Start of DATA SHOWN
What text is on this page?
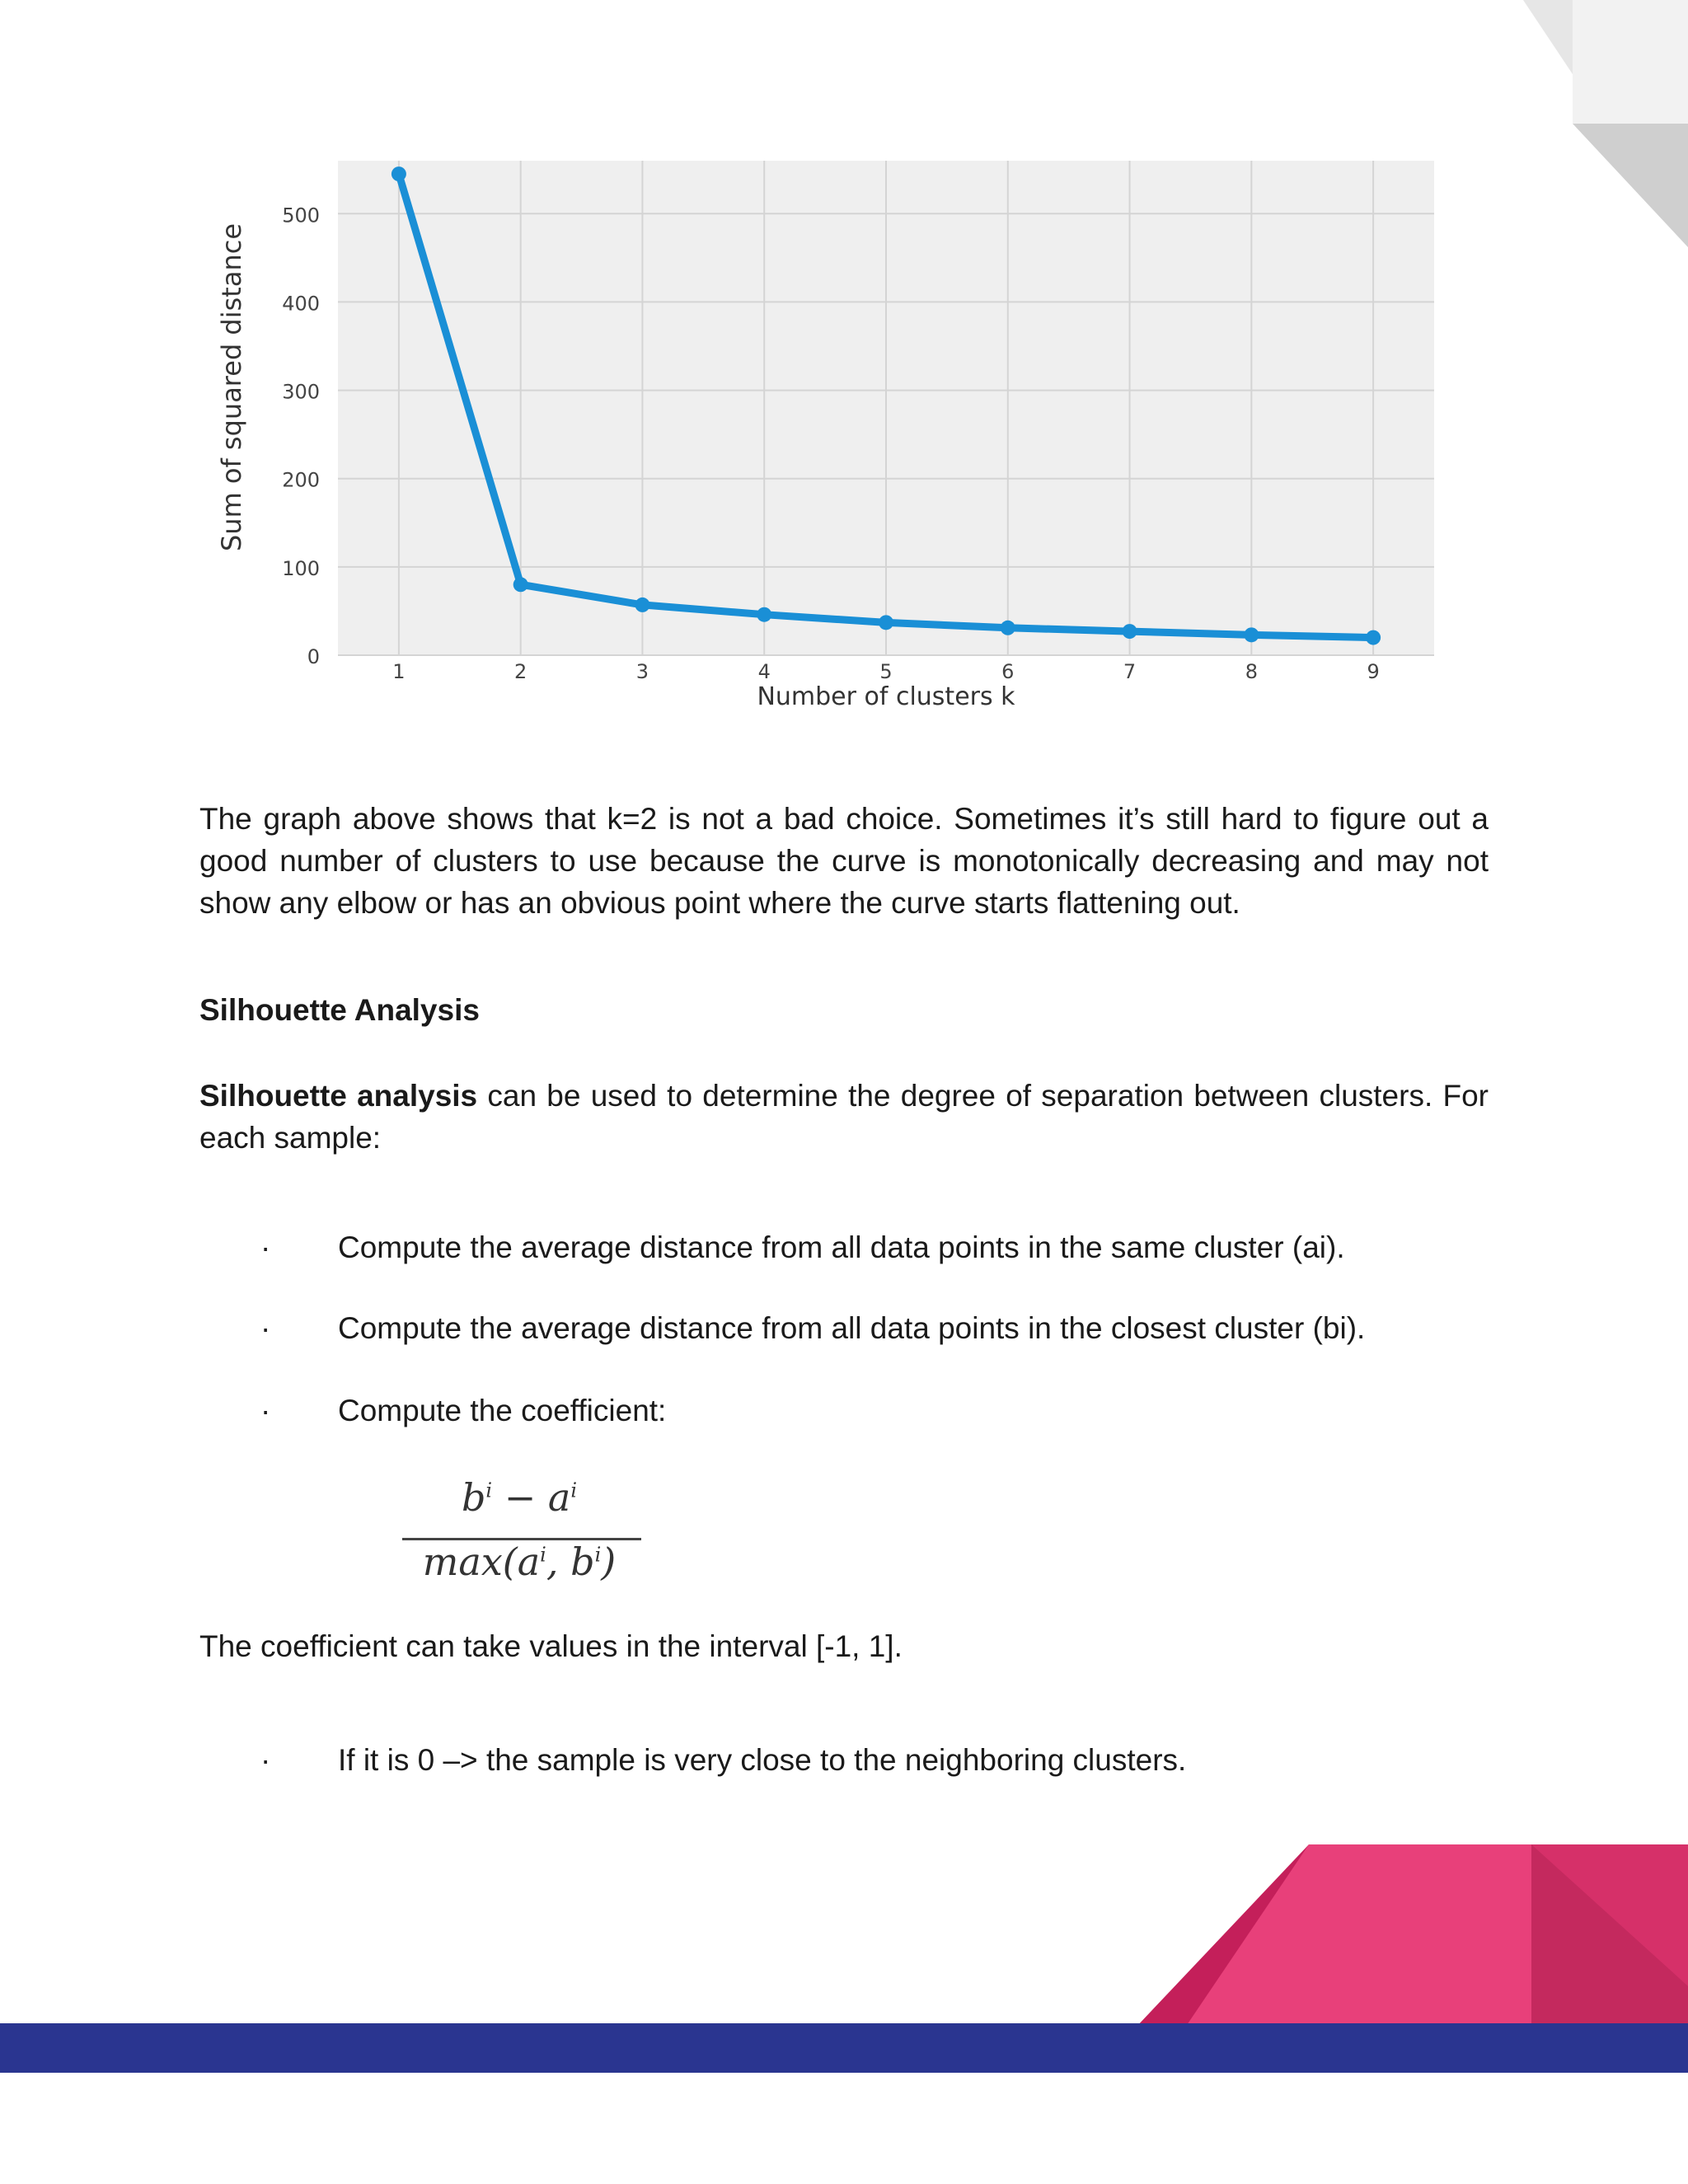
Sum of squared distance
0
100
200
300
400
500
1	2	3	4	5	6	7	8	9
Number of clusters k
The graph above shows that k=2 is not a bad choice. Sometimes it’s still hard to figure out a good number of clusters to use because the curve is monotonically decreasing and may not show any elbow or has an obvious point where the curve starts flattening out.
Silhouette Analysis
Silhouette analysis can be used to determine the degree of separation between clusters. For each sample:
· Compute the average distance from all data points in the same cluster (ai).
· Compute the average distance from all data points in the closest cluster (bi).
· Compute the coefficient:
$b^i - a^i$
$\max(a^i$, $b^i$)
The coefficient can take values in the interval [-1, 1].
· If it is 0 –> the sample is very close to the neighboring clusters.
End of DATA SHOWN
● **WHAT IS NEEDED**
Quote the entries above word for word. Leave the images out.

● **EXPECTED ANSWER**
What text is on this page?
Sum of squared distance
0
100
200
300
400
500
1	2	3	4	5	6	7	8	9
Number of clusters k
The graph above shows that k=2 is not a bad choice. Sometimes it’s still hard to figure out a good number of clusters to use because the curve is monotonically decreasing and may not show any elbow or has an obvious point where the curve starts flattening out.
Silhouette Analysis
Silhouette analysis can be used to determine the degree of separation between clusters. For each sample:
· Compute the average distance from all data points in the same cluster (ai).
· Compute the average distance from all data points in the closest cluster (bi).
· Compute the coefficient:
$b^i - a^i$
$\max(a^i$, $b^i$)
The coefficient can take values in the interval [-1, 1].
· If it is 0 –> the sample is very close to the neighboring clusters.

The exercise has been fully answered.